[Data excerpts]
++++++

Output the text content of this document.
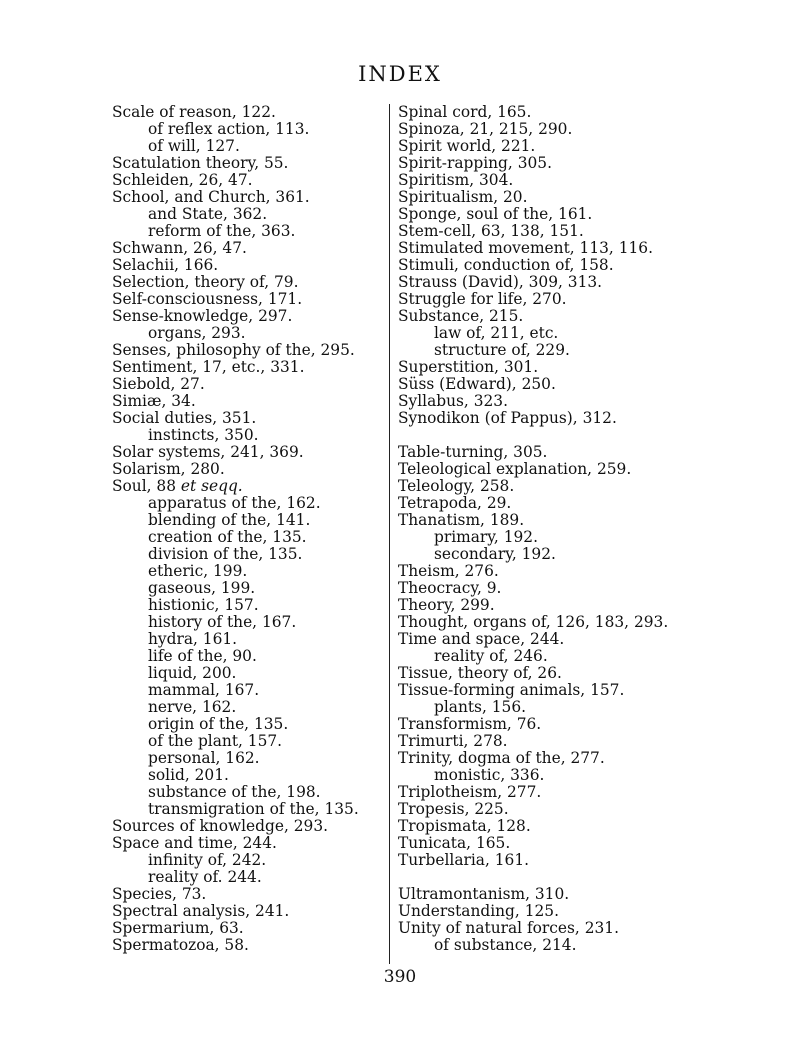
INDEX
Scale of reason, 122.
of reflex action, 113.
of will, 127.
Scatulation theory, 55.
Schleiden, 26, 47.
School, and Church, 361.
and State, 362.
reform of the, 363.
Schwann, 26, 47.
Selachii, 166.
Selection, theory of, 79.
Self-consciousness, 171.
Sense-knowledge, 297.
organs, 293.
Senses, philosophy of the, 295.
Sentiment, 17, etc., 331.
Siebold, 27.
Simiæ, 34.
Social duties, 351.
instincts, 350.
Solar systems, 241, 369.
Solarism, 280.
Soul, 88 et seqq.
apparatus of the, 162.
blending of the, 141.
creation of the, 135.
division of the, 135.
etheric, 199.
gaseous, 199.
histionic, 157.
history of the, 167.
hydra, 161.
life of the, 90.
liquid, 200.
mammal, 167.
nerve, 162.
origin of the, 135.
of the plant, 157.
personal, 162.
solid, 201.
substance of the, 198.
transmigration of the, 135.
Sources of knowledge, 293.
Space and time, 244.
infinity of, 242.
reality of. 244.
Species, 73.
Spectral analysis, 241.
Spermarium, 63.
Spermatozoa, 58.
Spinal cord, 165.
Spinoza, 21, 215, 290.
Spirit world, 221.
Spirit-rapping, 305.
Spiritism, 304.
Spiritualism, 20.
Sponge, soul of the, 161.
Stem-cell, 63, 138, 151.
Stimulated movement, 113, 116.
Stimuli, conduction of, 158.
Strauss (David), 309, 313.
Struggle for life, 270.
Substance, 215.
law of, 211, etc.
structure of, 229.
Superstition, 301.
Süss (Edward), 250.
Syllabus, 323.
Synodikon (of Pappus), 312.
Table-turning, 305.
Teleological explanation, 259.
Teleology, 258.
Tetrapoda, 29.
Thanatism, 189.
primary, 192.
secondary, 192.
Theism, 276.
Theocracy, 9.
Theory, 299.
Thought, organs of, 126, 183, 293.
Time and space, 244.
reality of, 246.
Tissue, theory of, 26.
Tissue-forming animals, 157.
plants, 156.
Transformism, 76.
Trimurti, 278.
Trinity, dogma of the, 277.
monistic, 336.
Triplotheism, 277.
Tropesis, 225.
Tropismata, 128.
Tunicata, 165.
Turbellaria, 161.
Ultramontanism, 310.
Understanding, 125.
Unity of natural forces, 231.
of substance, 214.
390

++++++

→ WHAT YOU SHOULD DO
Write out all the entries exactly, except for the pictures.

→ TASK OUTPUT
Output the text content of this document.
INDEX
Scale of reason, 122.
of reflex action, 113.
of will, 127.
Scatulation theory, 55.
Schleiden, 26, 47.
School, and Church, 361.
and State, 362.
reform of the, 363.
Schwann, 26, 47.
Selachii, 166.
Selection, theory of, 79.
Self-consciousness, 171.
Sense-knowledge, 297.
organs, 293.
Senses, philosophy of the, 295.
Sentiment, 17, etc., 331.
Siebold, 27.
Simiæ, 34.
Social duties, 351.
instincts, 350.
Solar systems, 241, 369.
Solarism, 280.
Soul, 88 et seqq.
apparatus of the, 162.
blending of the, 141.
creation of the, 135.
division of the, 135.
etheric, 199.
gaseous, 199.
histionic, 157.
history of the, 167.
hydra, 161.
life of the, 90.
liquid, 200.
mammal, 167.
nerve, 162.
origin of the, 135.
of the plant, 157.
personal, 162.
solid, 201.
substance of the, 198.
transmigration of the, 135.
Sources of knowledge, 293.
Space and time, 244.
infinity of, 242.
reality of. 244.
Species, 73.
Spectral analysis, 241.
Spermarium, 63.
Spermatozoa, 58.
Spinal cord, 165.
Spinoza, 21, 215, 290.
Spirit world, 221.
Spirit-rapping, 305.
Spiritism, 304.
Spiritualism, 20.
Sponge, soul of the, 161.
Stem-cell, 63, 138, 151.
Stimulated movement, 113, 116.
Stimuli, conduction of, 158.
Strauss (David), 309, 313.
Struggle for life, 270.
Substance, 215.
law of, 211, etc.
structure of, 229.
Superstition, 301.
Süss (Edward), 250.
Syllabus, 323.
Synodikon (of Pappus), 312.
Table-turning, 305.
Teleological explanation, 259.
Teleology, 258.
Tetrapoda, 29.
Thanatism, 189.
primary, 192.
secondary, 192.
Theism, 276.
Theocracy, 9.
Theory, 299.
Thought, organs of, 126, 183, 293.
Time and space, 244.
reality of, 246.
Tissue, theory of, 26.
Tissue-forming animals, 157.
plants, 156.
Transformism, 76.
Trimurti, 278.
Trinity, dogma of the, 277.
monistic, 336.
Triplotheism, 277.
Tropesis, 225.
Tropismata, 128.
Tunicata, 165.
Turbellaria, 161.
Ultramontanism, 310.
Understanding, 125.
Unity of natural forces, 231.
of substance, 214.
390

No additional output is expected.